A partial copy is required: transcribe exactly the lines from the one containing "Enumerate this screenshot's content" through the last line below, without any pictures.

_Supplied records_
==*==

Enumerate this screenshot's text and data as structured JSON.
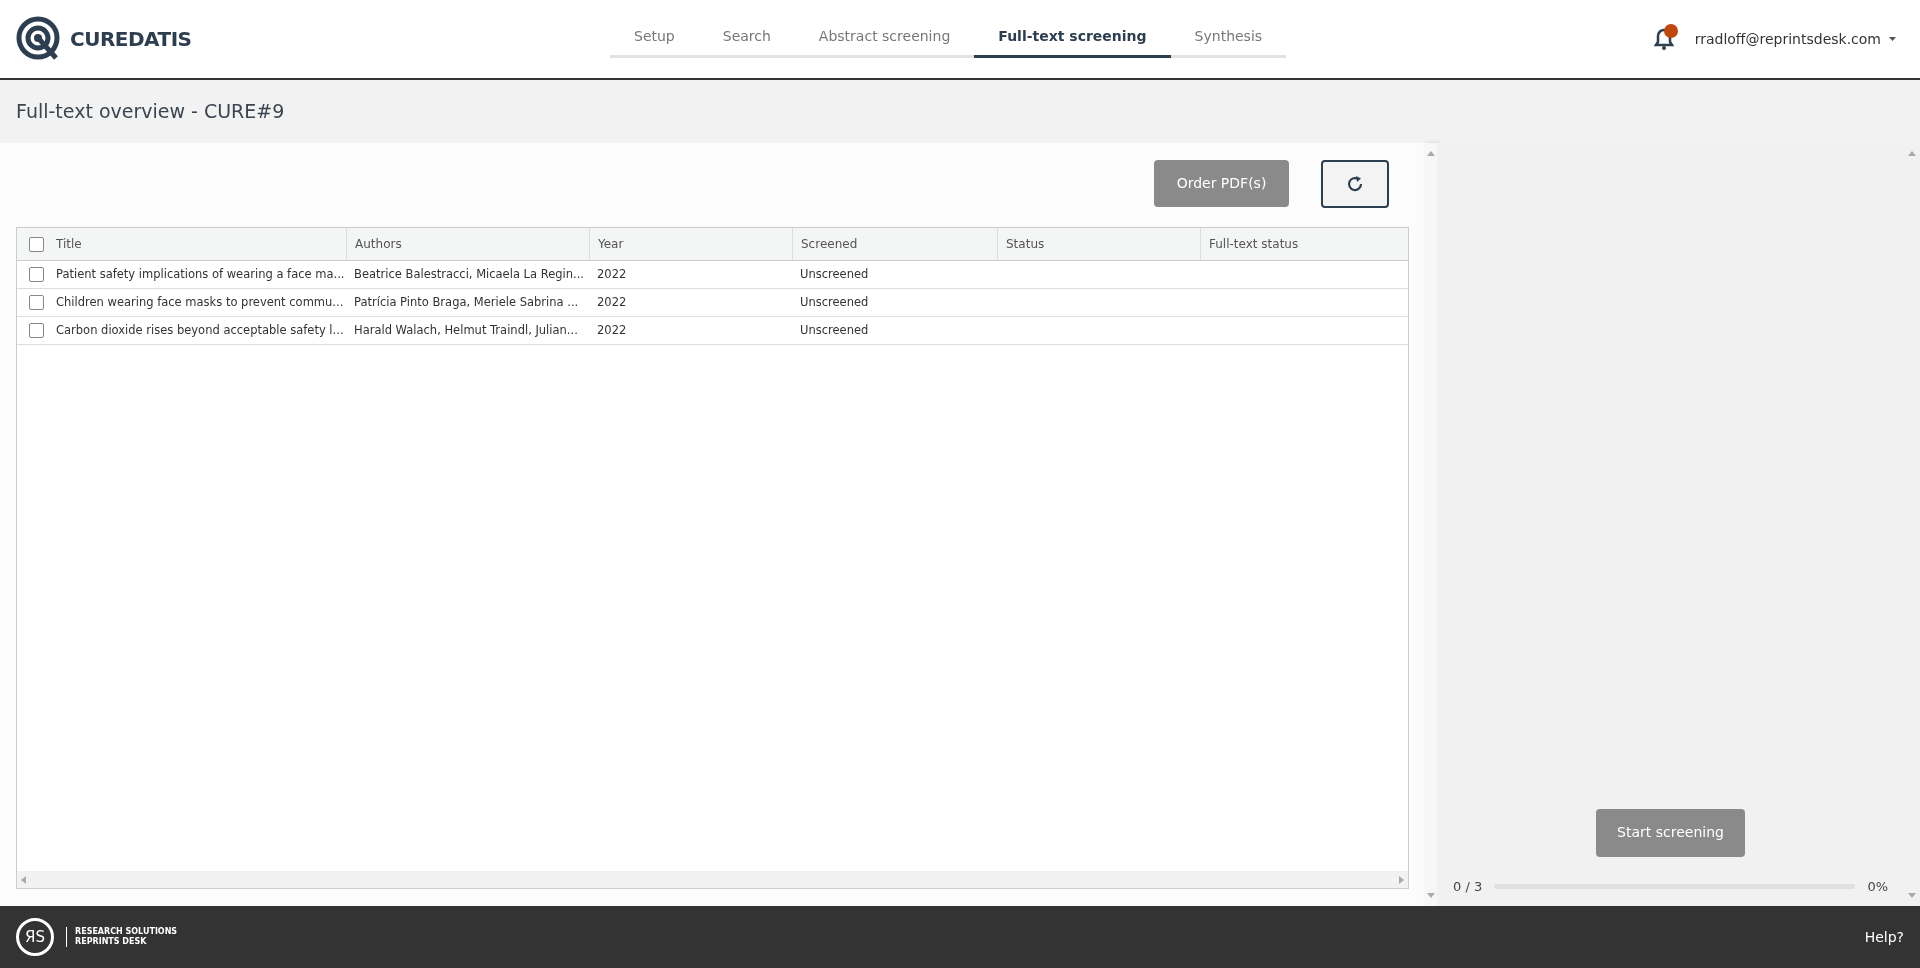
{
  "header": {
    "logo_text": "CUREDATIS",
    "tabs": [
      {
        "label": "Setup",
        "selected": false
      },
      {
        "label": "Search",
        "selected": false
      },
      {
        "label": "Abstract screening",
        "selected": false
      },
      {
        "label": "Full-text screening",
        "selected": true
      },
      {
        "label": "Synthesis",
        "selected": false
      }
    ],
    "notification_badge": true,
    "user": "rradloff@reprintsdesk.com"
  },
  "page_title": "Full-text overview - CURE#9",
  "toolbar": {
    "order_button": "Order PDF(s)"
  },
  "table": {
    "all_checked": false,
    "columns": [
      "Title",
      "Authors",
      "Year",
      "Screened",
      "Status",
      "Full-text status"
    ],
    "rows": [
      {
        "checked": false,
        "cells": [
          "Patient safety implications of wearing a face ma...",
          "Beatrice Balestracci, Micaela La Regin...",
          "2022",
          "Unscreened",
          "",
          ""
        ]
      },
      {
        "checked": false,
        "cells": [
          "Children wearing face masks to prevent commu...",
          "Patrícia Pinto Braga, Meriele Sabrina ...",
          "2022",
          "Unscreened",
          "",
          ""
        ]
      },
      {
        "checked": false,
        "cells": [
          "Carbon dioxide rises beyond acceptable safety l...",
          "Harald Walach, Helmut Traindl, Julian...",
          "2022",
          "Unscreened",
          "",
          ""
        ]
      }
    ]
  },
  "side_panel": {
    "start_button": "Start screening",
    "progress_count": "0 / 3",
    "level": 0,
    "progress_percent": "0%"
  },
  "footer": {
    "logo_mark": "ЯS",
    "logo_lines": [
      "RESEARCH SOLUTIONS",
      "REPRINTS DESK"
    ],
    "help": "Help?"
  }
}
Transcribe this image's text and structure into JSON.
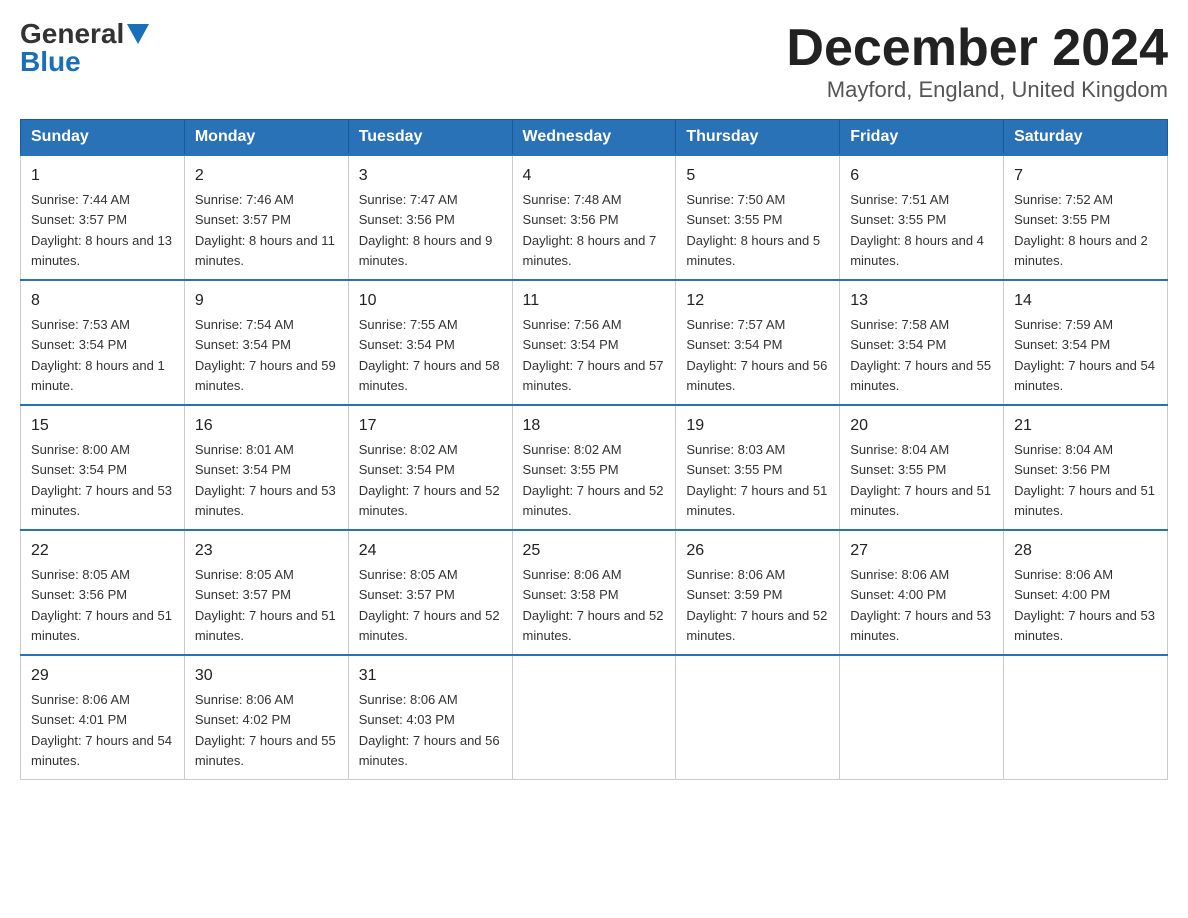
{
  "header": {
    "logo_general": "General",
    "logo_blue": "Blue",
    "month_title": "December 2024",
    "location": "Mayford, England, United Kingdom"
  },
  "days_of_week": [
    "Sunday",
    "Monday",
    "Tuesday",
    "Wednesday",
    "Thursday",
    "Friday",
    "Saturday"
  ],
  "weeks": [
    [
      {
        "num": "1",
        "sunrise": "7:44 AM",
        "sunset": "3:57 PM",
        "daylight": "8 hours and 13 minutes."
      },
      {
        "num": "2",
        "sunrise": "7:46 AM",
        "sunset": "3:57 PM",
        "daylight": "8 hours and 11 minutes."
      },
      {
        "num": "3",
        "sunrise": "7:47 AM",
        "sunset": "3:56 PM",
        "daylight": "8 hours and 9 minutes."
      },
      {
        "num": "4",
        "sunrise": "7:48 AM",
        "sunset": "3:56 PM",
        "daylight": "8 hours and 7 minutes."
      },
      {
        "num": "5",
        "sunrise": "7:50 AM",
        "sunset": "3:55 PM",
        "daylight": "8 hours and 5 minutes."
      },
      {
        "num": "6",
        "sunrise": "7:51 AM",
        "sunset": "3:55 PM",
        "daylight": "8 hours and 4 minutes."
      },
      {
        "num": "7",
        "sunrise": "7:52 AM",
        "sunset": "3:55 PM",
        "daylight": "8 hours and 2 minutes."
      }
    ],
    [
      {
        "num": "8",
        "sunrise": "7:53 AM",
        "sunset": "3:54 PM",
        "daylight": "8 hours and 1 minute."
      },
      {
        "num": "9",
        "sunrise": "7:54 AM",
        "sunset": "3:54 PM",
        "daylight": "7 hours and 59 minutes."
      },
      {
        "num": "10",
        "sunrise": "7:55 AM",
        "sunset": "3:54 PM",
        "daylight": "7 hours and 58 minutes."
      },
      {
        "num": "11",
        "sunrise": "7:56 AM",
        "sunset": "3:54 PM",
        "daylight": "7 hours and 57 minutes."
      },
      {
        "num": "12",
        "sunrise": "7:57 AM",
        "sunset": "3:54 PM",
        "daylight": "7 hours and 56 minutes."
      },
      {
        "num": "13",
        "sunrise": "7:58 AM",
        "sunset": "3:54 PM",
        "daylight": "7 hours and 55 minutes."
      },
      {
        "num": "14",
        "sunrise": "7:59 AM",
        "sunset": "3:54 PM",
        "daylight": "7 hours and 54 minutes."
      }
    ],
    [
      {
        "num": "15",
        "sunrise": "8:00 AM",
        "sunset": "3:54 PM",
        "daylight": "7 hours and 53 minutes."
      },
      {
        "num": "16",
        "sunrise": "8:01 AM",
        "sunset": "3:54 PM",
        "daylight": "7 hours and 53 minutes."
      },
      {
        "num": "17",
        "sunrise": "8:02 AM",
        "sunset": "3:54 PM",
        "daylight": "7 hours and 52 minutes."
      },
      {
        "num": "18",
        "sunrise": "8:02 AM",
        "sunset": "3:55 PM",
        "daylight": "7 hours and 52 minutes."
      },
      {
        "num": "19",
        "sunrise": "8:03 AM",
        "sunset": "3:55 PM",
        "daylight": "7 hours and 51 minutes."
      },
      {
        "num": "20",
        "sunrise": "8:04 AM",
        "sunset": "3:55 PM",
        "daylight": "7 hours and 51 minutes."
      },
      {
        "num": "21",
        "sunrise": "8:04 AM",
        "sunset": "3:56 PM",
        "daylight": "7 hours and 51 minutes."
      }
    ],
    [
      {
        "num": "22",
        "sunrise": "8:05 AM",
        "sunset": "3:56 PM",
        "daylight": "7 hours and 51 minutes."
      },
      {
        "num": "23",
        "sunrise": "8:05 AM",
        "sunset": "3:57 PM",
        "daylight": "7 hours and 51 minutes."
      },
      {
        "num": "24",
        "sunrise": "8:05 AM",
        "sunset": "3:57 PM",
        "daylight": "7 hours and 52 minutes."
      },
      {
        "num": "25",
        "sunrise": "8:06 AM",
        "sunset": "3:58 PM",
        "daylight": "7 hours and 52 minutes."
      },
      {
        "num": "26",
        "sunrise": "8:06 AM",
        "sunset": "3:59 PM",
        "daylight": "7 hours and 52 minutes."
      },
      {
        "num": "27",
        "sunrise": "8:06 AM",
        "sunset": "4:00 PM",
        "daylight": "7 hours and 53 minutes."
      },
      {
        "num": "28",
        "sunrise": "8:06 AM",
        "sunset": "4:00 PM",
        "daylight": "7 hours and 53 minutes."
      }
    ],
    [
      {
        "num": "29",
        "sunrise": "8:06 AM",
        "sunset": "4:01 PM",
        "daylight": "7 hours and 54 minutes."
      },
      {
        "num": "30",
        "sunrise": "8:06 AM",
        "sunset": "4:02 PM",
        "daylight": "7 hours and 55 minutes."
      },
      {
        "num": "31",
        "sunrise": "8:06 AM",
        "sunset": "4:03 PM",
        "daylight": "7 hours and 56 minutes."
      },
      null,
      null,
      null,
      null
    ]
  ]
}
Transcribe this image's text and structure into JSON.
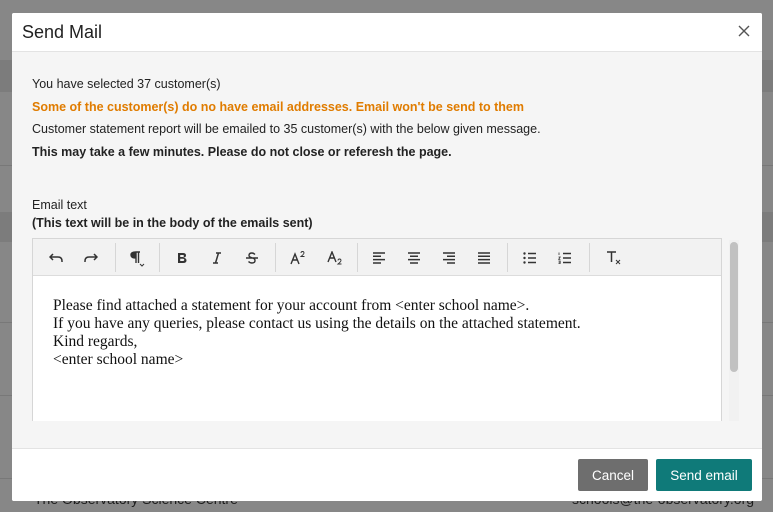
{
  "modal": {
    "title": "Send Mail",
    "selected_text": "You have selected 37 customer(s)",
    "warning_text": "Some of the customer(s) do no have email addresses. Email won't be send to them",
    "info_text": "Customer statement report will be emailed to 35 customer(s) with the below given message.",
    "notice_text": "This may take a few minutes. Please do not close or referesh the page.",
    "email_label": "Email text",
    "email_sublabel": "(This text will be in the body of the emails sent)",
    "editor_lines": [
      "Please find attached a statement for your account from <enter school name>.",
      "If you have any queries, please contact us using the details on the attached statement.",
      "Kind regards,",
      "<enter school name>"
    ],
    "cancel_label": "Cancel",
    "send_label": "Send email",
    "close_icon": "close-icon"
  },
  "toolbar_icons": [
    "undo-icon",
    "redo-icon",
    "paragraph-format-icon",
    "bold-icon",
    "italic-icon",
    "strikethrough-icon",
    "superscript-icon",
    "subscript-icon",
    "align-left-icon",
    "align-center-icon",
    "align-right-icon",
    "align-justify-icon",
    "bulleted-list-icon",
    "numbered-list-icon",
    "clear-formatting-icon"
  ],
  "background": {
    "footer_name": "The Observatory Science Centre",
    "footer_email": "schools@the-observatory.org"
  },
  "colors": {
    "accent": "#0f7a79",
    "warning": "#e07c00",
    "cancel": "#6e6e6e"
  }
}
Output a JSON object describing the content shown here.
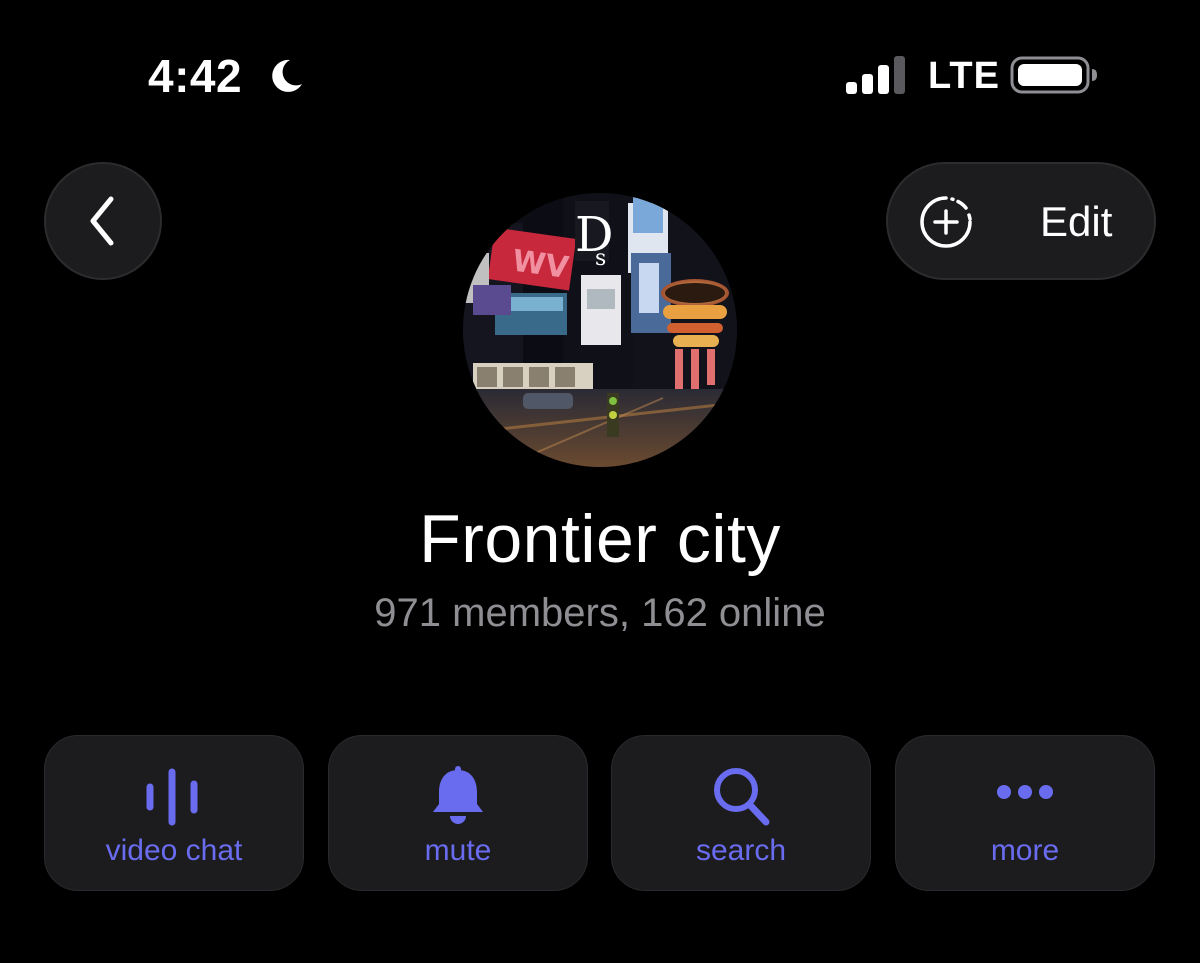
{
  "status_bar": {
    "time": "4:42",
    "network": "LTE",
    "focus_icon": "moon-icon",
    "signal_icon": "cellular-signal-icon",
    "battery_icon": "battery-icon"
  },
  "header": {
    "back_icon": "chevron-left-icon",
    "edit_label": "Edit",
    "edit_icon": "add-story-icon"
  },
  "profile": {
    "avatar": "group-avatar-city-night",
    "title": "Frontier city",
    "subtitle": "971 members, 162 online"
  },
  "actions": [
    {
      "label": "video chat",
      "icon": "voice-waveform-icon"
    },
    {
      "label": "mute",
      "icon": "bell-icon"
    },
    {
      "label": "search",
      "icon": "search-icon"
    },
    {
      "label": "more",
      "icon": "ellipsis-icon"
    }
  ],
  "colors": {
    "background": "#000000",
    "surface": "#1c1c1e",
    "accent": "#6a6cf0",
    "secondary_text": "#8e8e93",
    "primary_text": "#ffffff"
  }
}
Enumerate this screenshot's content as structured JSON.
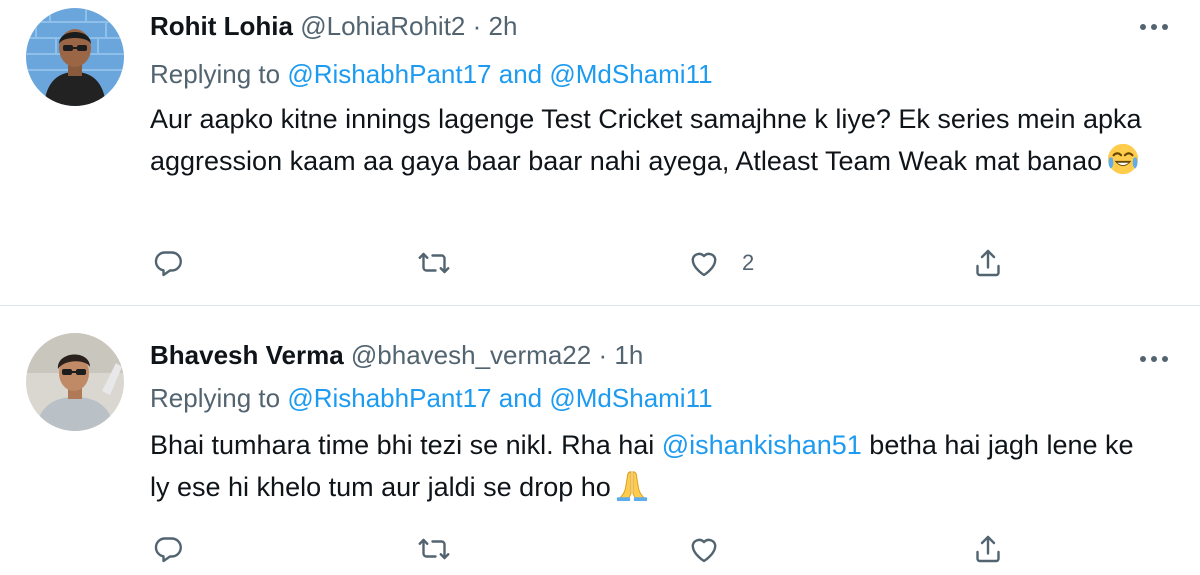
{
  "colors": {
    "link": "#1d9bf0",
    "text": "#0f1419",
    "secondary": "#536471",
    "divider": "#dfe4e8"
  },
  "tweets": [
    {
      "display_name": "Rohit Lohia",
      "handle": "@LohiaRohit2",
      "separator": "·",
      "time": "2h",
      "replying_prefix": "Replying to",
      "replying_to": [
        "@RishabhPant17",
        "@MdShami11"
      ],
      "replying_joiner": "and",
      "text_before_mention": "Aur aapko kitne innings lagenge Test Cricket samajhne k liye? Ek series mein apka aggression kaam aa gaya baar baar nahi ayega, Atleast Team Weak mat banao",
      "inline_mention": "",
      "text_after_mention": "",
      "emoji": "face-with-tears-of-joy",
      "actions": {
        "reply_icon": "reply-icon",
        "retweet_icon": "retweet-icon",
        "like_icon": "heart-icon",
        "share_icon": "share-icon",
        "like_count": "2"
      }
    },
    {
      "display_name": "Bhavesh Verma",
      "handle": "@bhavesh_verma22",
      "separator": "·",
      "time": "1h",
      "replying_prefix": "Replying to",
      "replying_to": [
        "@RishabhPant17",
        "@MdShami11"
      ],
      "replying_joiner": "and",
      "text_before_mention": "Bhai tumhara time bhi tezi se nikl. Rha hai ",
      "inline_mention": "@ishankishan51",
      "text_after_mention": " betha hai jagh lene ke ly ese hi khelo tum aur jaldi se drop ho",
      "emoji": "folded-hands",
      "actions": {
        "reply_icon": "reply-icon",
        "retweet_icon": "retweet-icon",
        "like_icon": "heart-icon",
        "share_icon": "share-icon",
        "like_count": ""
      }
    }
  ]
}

==*==

_Answer to this task_
Enumerate this screenshot's content as structured JSON.
{
  "colors": {
    "link": "#1d9bf0",
    "text": "#0f1419",
    "secondary": "#536471",
    "divider": "#dfe4e8"
  },
  "tweets": [
    {
      "display_name": "Rohit Lohia",
      "handle": "@LohiaRohit2",
      "separator": "·",
      "time": "2h",
      "replying_prefix": "Replying to",
      "replying_to": [
        "@RishabhPant17",
        "@MdShami11"
      ],
      "replying_joiner": "and",
      "text_before_mention": "Aur aapko kitne innings lagenge Test Cricket samajhne k liye? Ek series mein apka aggression kaam aa gaya baar baar nahi ayega, Atleast Team Weak mat banao",
      "inline_mention": "",
      "text_after_mention": "",
      "emoji": "face-with-tears-of-joy",
      "actions": {
        "reply_icon": "reply-icon",
        "retweet_icon": "retweet-icon",
        "like_icon": "heart-icon",
        "share_icon": "share-icon",
        "like_count": "2"
      }
    },
    {
      "display_name": "Bhavesh Verma",
      "handle": "@bhavesh_verma22",
      "separator": "·",
      "time": "1h",
      "replying_prefix": "Replying to",
      "replying_to": [
        "@RishabhPant17",
        "@MdShami11"
      ],
      "replying_joiner": "and",
      "text_before_mention": "Bhai tumhara time bhi tezi se nikl. Rha hai ",
      "inline_mention": "@ishankishan51",
      "text_after_mention": " betha hai jagh lene ke ly ese hi khelo tum aur jaldi se drop ho",
      "emoji": "folded-hands",
      "actions": {
        "reply_icon": "reply-icon",
        "retweet_icon": "retweet-icon",
        "like_icon": "heart-icon",
        "share_icon": "share-icon",
        "like_count": ""
      }
    }
  ]
}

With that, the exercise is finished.